DO THIS - Find every line with "Output" in it, then report how many there are and nothing more.

======== RECORDS FOR THE EXERCISE

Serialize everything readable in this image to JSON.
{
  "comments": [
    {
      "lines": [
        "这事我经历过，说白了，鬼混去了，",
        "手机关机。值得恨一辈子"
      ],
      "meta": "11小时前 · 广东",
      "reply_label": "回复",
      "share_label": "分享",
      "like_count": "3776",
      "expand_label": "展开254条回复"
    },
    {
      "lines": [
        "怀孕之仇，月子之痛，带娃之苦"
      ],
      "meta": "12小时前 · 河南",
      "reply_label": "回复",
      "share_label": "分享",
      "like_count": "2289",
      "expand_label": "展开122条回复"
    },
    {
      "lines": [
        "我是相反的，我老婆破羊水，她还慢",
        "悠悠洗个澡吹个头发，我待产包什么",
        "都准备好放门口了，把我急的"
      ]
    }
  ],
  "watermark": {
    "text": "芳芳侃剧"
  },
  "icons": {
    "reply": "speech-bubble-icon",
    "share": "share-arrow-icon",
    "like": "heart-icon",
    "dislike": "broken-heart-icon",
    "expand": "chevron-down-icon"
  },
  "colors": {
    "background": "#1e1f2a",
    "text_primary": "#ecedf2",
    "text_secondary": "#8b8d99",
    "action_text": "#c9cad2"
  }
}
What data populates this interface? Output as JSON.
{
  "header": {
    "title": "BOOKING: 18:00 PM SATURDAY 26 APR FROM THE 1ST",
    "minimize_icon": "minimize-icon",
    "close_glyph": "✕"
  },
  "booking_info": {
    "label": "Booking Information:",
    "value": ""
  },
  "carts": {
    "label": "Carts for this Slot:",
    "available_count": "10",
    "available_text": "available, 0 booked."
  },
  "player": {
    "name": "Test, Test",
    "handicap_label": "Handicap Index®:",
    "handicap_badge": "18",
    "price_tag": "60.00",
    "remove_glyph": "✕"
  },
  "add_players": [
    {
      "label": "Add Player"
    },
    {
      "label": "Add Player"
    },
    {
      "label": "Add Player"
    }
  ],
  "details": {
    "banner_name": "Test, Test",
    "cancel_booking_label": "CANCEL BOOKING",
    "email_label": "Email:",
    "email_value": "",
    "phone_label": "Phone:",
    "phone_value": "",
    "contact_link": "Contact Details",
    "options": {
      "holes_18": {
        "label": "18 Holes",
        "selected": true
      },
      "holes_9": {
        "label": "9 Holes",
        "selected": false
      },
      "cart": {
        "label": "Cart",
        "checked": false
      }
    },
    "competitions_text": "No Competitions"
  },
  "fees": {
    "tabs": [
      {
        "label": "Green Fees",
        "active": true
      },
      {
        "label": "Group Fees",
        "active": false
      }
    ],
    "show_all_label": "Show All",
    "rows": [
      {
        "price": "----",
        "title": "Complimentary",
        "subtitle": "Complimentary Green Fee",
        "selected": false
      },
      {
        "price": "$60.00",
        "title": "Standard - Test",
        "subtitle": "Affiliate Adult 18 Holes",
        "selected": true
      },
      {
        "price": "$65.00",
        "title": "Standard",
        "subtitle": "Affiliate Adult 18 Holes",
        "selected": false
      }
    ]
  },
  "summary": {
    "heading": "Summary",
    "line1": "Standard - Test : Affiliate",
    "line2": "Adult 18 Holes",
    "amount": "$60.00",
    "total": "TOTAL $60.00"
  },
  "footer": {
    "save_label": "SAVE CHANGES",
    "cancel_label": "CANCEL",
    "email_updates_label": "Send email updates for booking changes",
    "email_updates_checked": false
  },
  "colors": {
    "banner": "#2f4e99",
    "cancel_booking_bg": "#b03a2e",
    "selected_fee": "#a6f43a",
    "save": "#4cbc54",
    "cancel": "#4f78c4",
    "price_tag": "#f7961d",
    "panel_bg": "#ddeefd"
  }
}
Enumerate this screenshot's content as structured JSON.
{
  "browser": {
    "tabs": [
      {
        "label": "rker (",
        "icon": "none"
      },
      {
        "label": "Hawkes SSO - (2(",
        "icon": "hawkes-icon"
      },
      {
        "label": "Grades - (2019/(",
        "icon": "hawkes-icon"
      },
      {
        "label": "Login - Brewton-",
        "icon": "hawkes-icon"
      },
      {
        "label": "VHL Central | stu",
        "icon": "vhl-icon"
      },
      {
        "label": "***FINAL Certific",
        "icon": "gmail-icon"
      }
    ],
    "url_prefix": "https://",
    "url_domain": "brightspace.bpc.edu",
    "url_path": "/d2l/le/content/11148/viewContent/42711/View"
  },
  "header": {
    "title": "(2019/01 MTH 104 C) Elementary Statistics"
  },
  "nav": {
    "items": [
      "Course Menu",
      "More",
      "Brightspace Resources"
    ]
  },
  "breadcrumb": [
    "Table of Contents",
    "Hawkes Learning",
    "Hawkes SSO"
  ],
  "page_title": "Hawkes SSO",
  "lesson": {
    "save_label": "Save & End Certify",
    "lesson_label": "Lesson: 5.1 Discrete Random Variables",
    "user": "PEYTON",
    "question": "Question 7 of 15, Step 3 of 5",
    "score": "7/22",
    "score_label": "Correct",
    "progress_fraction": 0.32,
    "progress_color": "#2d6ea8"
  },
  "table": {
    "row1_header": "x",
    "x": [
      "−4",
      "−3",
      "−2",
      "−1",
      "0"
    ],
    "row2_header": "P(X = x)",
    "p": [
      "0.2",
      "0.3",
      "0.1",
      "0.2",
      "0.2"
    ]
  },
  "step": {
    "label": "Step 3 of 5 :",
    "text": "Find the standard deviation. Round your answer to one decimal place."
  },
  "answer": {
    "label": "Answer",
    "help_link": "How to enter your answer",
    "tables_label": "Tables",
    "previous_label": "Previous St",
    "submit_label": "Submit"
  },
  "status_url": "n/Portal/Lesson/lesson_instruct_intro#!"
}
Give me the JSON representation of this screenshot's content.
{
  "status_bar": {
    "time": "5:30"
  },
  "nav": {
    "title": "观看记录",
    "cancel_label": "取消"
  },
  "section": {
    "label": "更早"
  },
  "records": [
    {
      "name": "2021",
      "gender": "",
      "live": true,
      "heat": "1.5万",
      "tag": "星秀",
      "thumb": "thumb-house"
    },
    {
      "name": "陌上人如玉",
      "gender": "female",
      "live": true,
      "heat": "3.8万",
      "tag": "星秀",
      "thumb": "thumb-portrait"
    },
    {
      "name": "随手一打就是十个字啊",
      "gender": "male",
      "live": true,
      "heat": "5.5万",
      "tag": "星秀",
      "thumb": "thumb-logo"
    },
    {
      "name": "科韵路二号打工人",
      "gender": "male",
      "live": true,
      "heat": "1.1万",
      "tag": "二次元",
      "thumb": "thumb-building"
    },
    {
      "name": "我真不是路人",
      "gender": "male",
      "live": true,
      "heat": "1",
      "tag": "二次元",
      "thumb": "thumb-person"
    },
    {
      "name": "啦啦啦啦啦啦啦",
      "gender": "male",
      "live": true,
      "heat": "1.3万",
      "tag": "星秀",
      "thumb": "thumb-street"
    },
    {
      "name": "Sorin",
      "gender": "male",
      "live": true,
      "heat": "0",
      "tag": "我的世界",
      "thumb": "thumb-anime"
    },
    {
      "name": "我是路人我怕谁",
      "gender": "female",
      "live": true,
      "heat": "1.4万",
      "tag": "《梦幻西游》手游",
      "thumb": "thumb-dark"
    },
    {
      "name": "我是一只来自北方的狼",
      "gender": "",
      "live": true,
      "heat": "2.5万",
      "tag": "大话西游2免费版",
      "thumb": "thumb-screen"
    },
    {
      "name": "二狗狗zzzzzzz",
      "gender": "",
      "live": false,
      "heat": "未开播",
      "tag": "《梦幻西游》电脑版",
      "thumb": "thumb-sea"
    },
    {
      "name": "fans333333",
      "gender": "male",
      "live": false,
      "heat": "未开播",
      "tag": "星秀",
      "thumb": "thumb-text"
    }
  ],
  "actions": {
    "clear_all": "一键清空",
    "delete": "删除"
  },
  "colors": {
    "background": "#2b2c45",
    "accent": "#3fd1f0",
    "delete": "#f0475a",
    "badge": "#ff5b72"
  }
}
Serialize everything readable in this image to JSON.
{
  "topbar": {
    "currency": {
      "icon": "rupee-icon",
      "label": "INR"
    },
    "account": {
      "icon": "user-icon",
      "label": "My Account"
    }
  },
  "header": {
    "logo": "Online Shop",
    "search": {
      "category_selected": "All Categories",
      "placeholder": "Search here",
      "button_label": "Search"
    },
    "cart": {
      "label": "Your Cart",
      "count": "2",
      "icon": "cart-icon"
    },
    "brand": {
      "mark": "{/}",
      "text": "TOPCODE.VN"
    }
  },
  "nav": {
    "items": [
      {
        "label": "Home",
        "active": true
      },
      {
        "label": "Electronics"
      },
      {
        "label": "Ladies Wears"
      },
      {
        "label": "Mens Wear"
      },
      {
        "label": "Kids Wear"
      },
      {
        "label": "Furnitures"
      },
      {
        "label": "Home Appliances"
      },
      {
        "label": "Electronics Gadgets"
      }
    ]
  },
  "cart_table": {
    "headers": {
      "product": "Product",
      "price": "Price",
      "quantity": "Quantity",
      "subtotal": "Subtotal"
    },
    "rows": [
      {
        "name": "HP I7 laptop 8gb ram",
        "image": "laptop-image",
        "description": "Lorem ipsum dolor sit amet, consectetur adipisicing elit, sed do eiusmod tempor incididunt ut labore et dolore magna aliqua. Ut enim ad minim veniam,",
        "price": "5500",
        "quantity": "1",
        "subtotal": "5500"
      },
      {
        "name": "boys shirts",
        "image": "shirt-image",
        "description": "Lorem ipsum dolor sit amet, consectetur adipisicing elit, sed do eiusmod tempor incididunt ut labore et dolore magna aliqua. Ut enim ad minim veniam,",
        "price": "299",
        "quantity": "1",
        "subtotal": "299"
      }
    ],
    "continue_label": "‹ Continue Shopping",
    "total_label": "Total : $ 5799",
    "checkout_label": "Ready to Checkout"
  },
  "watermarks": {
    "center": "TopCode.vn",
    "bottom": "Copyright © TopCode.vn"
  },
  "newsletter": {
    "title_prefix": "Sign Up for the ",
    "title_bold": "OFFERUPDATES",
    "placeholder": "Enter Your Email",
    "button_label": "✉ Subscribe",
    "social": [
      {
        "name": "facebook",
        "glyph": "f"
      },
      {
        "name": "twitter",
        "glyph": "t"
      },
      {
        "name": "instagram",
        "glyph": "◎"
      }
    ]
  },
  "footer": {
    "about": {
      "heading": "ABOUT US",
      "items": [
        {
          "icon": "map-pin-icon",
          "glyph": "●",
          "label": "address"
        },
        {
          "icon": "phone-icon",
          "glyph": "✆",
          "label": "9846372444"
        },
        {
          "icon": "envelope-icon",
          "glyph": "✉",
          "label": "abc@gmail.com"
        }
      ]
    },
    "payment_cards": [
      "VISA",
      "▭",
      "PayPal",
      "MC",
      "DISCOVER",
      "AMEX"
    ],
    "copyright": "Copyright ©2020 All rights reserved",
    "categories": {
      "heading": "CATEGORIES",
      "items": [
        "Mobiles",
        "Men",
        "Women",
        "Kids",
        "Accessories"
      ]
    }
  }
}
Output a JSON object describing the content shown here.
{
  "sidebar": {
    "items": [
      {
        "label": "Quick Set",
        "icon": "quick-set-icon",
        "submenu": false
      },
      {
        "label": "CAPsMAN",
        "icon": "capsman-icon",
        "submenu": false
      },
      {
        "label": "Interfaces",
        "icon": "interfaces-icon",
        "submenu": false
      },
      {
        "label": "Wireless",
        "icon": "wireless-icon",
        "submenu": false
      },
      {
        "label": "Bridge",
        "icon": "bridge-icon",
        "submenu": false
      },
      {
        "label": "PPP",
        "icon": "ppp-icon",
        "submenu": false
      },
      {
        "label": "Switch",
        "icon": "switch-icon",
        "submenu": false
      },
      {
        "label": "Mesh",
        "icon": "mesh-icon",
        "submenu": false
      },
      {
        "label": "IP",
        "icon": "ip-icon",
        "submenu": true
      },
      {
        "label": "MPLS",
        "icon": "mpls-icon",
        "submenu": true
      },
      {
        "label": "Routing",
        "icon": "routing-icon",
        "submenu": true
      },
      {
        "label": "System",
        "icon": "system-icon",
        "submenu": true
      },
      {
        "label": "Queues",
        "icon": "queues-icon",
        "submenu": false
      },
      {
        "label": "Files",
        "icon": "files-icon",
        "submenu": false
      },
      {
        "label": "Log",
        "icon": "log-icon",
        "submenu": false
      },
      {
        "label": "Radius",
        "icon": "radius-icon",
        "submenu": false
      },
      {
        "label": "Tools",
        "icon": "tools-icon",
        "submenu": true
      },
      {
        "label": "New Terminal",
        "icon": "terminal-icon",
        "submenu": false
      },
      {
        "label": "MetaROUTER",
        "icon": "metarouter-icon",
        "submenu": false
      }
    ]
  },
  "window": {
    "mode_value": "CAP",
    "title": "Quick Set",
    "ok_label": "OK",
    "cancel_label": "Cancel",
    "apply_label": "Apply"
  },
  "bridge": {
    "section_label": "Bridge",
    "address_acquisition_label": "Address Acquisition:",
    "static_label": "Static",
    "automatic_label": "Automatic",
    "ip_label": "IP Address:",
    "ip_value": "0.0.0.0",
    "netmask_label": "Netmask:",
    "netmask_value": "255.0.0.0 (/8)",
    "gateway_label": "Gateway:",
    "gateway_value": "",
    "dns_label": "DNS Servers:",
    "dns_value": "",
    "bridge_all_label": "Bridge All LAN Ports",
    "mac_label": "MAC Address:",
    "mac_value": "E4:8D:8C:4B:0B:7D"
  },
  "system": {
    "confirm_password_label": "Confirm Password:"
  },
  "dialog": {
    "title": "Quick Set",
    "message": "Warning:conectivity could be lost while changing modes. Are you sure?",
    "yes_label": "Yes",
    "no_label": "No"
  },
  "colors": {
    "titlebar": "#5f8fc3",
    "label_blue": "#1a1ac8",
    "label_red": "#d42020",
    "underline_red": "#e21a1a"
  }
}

================

WRITTEN SOLUTION - 2